### Goal
Every entry below must appear again, exactly as written.

Figure collection entries:
────────────────────

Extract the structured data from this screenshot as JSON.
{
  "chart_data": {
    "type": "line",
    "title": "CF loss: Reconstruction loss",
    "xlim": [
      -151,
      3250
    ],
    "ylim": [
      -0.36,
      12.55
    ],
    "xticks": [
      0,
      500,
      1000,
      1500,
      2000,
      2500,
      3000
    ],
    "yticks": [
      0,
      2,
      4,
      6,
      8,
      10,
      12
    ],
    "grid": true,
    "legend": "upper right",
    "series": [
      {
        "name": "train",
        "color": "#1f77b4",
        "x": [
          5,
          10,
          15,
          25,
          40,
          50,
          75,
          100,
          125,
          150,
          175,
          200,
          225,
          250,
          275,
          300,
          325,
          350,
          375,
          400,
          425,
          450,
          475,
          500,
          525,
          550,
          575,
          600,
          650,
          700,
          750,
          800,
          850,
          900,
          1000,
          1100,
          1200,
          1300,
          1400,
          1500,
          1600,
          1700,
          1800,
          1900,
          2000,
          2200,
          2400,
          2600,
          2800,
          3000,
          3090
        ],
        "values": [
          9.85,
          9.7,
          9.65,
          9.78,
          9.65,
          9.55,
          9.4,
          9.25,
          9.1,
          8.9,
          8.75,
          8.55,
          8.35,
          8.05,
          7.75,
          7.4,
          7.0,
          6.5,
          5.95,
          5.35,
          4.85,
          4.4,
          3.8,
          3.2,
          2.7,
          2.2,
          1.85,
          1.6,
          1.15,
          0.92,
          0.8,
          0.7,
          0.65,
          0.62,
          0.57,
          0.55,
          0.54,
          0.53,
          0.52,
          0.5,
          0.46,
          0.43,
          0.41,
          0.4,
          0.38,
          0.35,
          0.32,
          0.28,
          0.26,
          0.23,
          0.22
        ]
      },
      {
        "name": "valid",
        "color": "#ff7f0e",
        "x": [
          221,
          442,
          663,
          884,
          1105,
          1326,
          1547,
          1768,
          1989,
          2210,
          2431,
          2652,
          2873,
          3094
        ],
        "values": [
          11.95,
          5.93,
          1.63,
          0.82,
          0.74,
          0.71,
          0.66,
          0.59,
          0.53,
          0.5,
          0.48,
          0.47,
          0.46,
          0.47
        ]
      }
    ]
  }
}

────────────────────

### The solution
Extract the structured data from this screenshot as JSON.
{
  "chart_data": {
    "type": "line",
    "title": "CF loss: Reconstruction loss",
    "xlim": [
      -151,
      3250
    ],
    "ylim": [
      -0.36,
      12.55
    ],
    "xticks": [
      0,
      500,
      1000,
      1500,
      2000,
      2500,
      3000
    ],
    "yticks": [
      0,
      2,
      4,
      6,
      8,
      10,
      12
    ],
    "grid": true,
    "legend": "upper right",
    "series": [
      {
        "name": "train",
        "color": "#1f77b4",
        "x": [
          5,
          10,
          15,
          25,
          40,
          50,
          75,
          100,
          125,
          150,
          175,
          200,
          225,
          250,
          275,
          300,
          325,
          350,
          375,
          400,
          425,
          450,
          475,
          500,
          525,
          550,
          575,
          600,
          650,
          700,
          750,
          800,
          850,
          900,
          1000,
          1100,
          1200,
          1300,
          1400,
          1500,
          1600,
          1700,
          1800,
          1900,
          2000,
          2200,
          2400,
          2600,
          2800,
          3000,
          3090
        ],
        "values": [
          9.85,
          9.7,
          9.65,
          9.78,
          9.65,
          9.55,
          9.4,
          9.25,
          9.1,
          8.9,
          8.75,
          8.55,
          8.35,
          8.05,
          7.75,
          7.4,
          7.0,
          6.5,
          5.95,
          5.35,
          4.85,
          4.4,
          3.8,
          3.2,
          2.7,
          2.2,
          1.85,
          1.6,
          1.15,
          0.92,
          0.8,
          0.7,
          0.65,
          0.62,
          0.57,
          0.55,
          0.54,
          0.53,
          0.52,
          0.5,
          0.46,
          0.43,
          0.41,
          0.4,
          0.38,
          0.35,
          0.32,
          0.28,
          0.26,
          0.23,
          0.22
        ]
      },
      {
        "name": "valid",
        "color": "#ff7f0e",
        "x": [
          221,
          442,
          663,
          884,
          1105,
          1326,
          1547,
          1768,
          1989,
          2210,
          2431,
          2652,
          2873,
          3094
        ],
        "values": [
          11.95,
          5.93,
          1.63,
          0.82,
          0.74,
          0.71,
          0.66,
          0.59,
          0.53,
          0.5,
          0.48,
          0.47,
          0.46,
          0.47
        ]
      }
    ]
  }
}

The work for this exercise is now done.